Start of DATA TO PROCESS

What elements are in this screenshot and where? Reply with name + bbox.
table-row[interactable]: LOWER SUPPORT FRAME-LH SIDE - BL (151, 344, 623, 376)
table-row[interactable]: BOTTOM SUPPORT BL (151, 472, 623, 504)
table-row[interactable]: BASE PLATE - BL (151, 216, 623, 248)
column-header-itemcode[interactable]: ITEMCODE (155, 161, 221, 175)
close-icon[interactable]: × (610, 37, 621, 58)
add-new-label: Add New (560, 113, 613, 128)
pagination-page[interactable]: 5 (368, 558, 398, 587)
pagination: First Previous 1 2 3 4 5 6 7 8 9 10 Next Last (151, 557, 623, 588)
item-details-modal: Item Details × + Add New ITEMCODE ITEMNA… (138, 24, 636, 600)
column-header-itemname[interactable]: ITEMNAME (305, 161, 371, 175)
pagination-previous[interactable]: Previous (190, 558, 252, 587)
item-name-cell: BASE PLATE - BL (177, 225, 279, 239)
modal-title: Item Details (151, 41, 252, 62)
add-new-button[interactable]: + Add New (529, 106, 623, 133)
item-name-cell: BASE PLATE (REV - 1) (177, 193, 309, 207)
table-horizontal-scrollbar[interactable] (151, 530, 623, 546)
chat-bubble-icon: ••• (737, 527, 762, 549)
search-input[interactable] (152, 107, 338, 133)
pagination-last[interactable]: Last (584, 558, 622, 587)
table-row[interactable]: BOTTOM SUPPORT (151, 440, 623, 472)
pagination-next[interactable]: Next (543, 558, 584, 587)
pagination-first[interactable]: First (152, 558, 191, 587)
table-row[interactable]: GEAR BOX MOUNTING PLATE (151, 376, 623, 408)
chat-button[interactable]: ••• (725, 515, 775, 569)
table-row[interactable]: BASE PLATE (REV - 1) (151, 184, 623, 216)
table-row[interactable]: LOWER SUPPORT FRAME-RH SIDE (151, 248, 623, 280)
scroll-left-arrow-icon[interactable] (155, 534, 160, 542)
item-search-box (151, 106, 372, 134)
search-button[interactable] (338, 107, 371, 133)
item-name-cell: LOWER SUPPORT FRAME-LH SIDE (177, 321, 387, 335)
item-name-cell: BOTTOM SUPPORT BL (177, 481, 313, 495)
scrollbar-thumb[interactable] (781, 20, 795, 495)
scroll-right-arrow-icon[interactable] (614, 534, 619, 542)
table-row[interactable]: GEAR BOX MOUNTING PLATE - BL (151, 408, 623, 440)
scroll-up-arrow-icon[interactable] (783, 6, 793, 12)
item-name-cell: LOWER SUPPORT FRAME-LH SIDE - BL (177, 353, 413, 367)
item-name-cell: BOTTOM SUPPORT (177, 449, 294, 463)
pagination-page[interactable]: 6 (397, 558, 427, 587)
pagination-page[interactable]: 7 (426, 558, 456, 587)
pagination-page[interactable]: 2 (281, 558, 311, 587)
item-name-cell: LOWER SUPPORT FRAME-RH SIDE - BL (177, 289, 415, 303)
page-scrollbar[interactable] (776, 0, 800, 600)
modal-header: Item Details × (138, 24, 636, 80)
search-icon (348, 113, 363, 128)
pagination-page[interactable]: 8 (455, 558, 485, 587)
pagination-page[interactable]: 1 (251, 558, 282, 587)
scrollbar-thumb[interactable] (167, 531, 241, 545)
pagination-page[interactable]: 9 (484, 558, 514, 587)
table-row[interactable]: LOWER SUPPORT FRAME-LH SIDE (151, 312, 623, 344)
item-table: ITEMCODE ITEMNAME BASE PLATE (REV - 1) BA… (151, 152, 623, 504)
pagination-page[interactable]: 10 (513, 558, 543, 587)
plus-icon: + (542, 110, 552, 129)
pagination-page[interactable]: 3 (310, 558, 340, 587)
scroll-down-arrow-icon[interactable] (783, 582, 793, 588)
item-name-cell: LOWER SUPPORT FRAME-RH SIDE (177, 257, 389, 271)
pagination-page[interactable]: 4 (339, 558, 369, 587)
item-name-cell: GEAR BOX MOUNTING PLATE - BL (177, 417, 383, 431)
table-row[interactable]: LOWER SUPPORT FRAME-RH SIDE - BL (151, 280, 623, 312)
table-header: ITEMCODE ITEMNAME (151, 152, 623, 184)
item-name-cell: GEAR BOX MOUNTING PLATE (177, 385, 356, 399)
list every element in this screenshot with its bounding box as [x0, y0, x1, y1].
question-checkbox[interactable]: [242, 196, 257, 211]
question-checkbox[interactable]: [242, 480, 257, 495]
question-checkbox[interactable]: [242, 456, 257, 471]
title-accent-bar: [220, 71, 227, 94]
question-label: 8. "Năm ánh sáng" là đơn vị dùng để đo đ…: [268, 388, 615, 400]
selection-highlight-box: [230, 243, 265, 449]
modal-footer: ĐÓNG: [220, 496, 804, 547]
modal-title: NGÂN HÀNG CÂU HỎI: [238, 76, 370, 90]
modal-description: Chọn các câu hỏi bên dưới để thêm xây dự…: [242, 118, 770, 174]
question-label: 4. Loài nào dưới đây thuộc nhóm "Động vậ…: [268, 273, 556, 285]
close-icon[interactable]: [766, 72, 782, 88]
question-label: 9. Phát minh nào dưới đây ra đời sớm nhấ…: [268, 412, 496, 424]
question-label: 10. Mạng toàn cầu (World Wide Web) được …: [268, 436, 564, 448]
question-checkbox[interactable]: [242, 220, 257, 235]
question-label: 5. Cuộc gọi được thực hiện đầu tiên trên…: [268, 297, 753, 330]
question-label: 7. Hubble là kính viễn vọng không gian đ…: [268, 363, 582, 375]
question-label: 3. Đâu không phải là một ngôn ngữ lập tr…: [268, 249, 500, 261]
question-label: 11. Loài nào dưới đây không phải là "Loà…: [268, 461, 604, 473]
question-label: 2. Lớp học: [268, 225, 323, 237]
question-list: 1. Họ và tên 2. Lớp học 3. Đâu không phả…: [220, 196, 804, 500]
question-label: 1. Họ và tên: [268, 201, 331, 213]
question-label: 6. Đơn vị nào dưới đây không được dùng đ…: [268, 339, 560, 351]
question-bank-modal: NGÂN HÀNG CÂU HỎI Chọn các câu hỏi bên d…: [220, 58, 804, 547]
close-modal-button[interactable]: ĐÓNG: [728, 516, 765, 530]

End of DATA TO PROCESS

Copy out every one of these lines exactly as it stands.

What elements are in this screenshot and where? Reply with name + bbox.
table-row[interactable]: LOWER SUPPORT FRAME-LH SIDE - BL (151, 344, 623, 376)
table-row[interactable]: BOTTOM SUPPORT BL (151, 472, 623, 504)
table-row[interactable]: BASE PLATE - BL (151, 216, 623, 248)
column-header-itemcode[interactable]: ITEMCODE (155, 161, 221, 175)
close-icon[interactable]: × (610, 37, 621, 58)
add-new-label: Add New (560, 113, 613, 128)
pagination-page[interactable]: 5 (368, 558, 398, 587)
pagination: First Previous 1 2 3 4 5 6 7 8 9 10 Next Last (151, 557, 623, 588)
item-details-modal: Item Details × + Add New ITEMCODE ITEMNA… (138, 24, 636, 600)
column-header-itemname[interactable]: ITEMNAME (305, 161, 371, 175)
pagination-previous[interactable]: Previous (190, 558, 252, 587)
item-name-cell: BASE PLATE - BL (177, 225, 279, 239)
modal-title: Item Details (151, 41, 252, 62)
add-new-button[interactable]: + Add New (529, 106, 623, 133)
item-name-cell: BASE PLATE (REV - 1) (177, 193, 309, 207)
table-horizontal-scrollbar[interactable] (151, 530, 623, 546)
chat-bubble-icon: ••• (737, 527, 762, 549)
search-input[interactable] (152, 107, 338, 133)
pagination-last[interactable]: Last (584, 558, 622, 587)
table-row[interactable]: BOTTOM SUPPORT (151, 440, 623, 472)
pagination-next[interactable]: Next (543, 558, 584, 587)
pagination-first[interactable]: First (152, 558, 191, 587)
table-row[interactable]: GEAR BOX MOUNTING PLATE (151, 376, 623, 408)
chat-button[interactable]: ••• (725, 515, 775, 569)
table-row[interactable]: BASE PLATE (REV - 1) (151, 184, 623, 216)
table-row[interactable]: LOWER SUPPORT FRAME-RH SIDE (151, 248, 623, 280)
scroll-left-arrow-icon[interactable] (155, 534, 160, 542)
item-search-box (151, 106, 372, 134)
search-button[interactable] (338, 107, 371, 133)
item-name-cell: LOWER SUPPORT FRAME-LH SIDE (177, 321, 387, 335)
item-name-cell: BOTTOM SUPPORT BL (177, 481, 313, 495)
scrollbar-thumb[interactable] (781, 20, 795, 495)
scroll-right-arrow-icon[interactable] (614, 534, 619, 542)
table-row[interactable]: GEAR BOX MOUNTING PLATE - BL (151, 408, 623, 440)
scroll-up-arrow-icon[interactable] (783, 6, 793, 12)
item-name-cell: LOWER SUPPORT FRAME-LH SIDE - BL (177, 353, 413, 367)
item-name-cell: BOTTOM SUPPORT (177, 449, 294, 463)
pagination-page[interactable]: 6 (397, 558, 427, 587)
pagination-page[interactable]: 7 (426, 558, 456, 587)
pagination-page[interactable]: 2 (281, 558, 311, 587)
item-name-cell: LOWER SUPPORT FRAME-RH SIDE - BL (177, 289, 415, 303)
page-scrollbar[interactable] (776, 0, 800, 600)
modal-header: Item Details × (138, 24, 636, 80)
search-icon (348, 113, 363, 128)
pagination-page[interactable]: 8 (455, 558, 485, 587)
pagination-page[interactable]: 1 (251, 558, 282, 587)
scrollbar-thumb[interactable] (167, 531, 241, 545)
pagination-page[interactable]: 9 (484, 558, 514, 587)
table-row[interactable]: LOWER SUPPORT FRAME-LH SIDE (151, 312, 623, 344)
item-table: ITEMCODE ITEMNAME BASE PLATE (REV - 1) BA… (151, 152, 623, 504)
pagination-page[interactable]: 10 (513, 558, 543, 587)
plus-icon: + (542, 110, 552, 129)
pagination-page[interactable]: 3 (310, 558, 340, 587)
scroll-down-arrow-icon[interactable] (783, 582, 793, 588)
item-name-cell: LOWER SUPPORT FRAME-RH SIDE (177, 257, 389, 271)
pagination-page[interactable]: 4 (339, 558, 369, 587)
item-name-cell: GEAR BOX MOUNTING PLATE - BL (177, 417, 383, 431)
table-row[interactable]: LOWER SUPPORT FRAME-RH SIDE - BL (151, 280, 623, 312)
table-header: ITEMCODE ITEMNAME (151, 152, 623, 184)
item-name-cell: GEAR BOX MOUNTING PLATE (177, 385, 356, 399)
list every element in this screenshot with its bounding box as [x0, y0, x1, y1].
question-checkbox[interactable]: [242, 196, 257, 211]
question-checkbox[interactable]: [242, 480, 257, 495]
question-checkbox[interactable]: [242, 456, 257, 471]
title-accent-bar: [220, 71, 227, 94]
question-label: 8. "Năm ánh sáng" là đơn vị dùng để đo đ…: [268, 388, 615, 400]
selection-highlight-box: [230, 243, 265, 449]
modal-footer: ĐÓNG: [220, 496, 804, 547]
modal-title: NGÂN HÀNG CÂU HỎI: [238, 76, 370, 90]
modal-description: Chọn các câu hỏi bên dưới để thêm xây dự…: [242, 118, 770, 174]
question-label: 4. Loài nào dưới đây thuộc nhóm "Động vậ…: [268, 273, 556, 285]
close-icon[interactable]: [766, 72, 782, 88]
question-label: 9. Phát minh nào dưới đây ra đời sớm nhấ…: [268, 412, 496, 424]
question-label: 10. Mạng toàn cầu (World Wide Web) được …: [268, 436, 564, 448]
question-checkbox[interactable]: [242, 220, 257, 235]
question-label: 5. Cuộc gọi được thực hiện đầu tiên trên…: [268, 297, 753, 330]
question-label: 7. Hubble là kính viễn vọng không gian đ…: [268, 363, 582, 375]
question-label: 3. Đâu không phải là một ngôn ngữ lập tr…: [268, 249, 500, 261]
question-label: 11. Loài nào dưới đây không phải là "Loà…: [268, 461, 604, 473]
question-label: 2. Lớp học: [268, 225, 323, 237]
question-list: 1. Họ và tên 2. Lớp học 3. Đâu không phả…: [220, 196, 804, 500]
question-label: 1. Họ và tên: [268, 201, 331, 213]
question-label: 6. Đơn vị nào dưới đây không được dùng đ…: [268, 339, 560, 351]
question-bank-modal: NGÂN HÀNG CÂU HỎI Chọn các câu hỏi bên d…: [220, 58, 804, 547]
close-modal-button[interactable]: ĐÓNG: [728, 516, 765, 530]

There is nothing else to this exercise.